··· Extracted material

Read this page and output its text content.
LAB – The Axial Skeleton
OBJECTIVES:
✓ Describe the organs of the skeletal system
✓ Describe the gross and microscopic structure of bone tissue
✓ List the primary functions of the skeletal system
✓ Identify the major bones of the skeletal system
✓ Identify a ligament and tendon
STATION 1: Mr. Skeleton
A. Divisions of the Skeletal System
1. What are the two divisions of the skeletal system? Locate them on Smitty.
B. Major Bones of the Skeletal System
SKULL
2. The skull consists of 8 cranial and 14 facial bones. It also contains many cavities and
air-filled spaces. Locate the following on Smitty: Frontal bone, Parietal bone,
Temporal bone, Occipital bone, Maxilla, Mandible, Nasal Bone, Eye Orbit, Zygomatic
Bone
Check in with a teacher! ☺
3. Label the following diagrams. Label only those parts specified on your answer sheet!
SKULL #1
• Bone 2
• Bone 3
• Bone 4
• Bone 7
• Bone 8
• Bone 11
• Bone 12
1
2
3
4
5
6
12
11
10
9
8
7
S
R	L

······

Task =
Repeat the data verbatim.

Answer =
Read this page and output its text content.
LAB – The Axial Skeleton
OBJECTIVES:
✓ Describe the organs of the skeletal system
✓ Describe the gross and microscopic structure of bone tissue
✓ List the primary functions of the skeletal system
✓ Identify the major bones of the skeletal system
✓ Identify a ligament and tendon
STATION 1: Mr. Skeleton
A. Divisions of the Skeletal System
1. What are the two divisions of the skeletal system? Locate them on Smitty.
B. Major Bones of the Skeletal System
SKULL
2. The skull consists of 8 cranial and 14 facial bones. It also contains many cavities and
air-filled spaces. Locate the following on Smitty: Frontal bone, Parietal bone,
Temporal bone, Occipital bone, Maxilla, Mandible, Nasal Bone, Eye Orbit, Zygomatic
Bone
Check in with a teacher! ☺
3. Label the following diagrams. Label only those parts specified on your answer sheet!
SKULL #1
• Bone 2
• Bone 3
• Bone 4
• Bone 7
• Bone 8
• Bone 11
• Bone 12
1
2
3
4
5
6
12
11
10
9
8
7
S
R	L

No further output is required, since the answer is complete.